→ Exercise instructions
Below is a set of records. Repeat all of them exactly.

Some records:
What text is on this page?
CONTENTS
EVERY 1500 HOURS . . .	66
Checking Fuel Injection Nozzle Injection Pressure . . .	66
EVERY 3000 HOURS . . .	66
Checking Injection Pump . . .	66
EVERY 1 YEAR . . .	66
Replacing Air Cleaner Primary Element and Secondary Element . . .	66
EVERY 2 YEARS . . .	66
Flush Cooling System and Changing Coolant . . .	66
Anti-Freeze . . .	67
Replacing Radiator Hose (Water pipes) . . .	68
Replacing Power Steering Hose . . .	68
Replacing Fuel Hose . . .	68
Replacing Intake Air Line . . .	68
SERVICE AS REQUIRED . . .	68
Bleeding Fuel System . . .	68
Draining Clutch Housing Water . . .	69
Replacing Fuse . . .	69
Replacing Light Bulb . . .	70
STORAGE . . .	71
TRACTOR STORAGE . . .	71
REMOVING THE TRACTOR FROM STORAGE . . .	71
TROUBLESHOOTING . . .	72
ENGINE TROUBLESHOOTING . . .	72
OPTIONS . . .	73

→ The answer
What text is on this page?
CONTENTS
EVERY 1500 HOURS . . .	66
Checking Fuel Injection Nozzle Injection Pressure . . .	66
EVERY 3000 HOURS . . .	66
Checking Injection Pump . . .	66
EVERY 1 YEAR . . .	66
Replacing Air Cleaner Primary Element and Secondary Element . . .	66
EVERY 2 YEARS . . .	66
Flush Cooling System and Changing Coolant . . .	66
Anti-Freeze . . .	67
Replacing Radiator Hose (Water pipes) . . .	68
Replacing Power Steering Hose . . .	68
Replacing Fuel Hose . . .	68
Replacing Intake Air Line . . .	68
SERVICE AS REQUIRED . . .	68
Bleeding Fuel System . . .	68
Draining Clutch Housing Water . . .	69
Replacing Fuse . . .	69
Replacing Light Bulb . . .	70
STORAGE . . .	71
TRACTOR STORAGE . . .	71
REMOVING THE TRACTOR FROM STORAGE . . .	71
TROUBLESHOOTING . . .	72
ENGINE TROUBLESHOOTING . . .	72
OPTIONS . . .	73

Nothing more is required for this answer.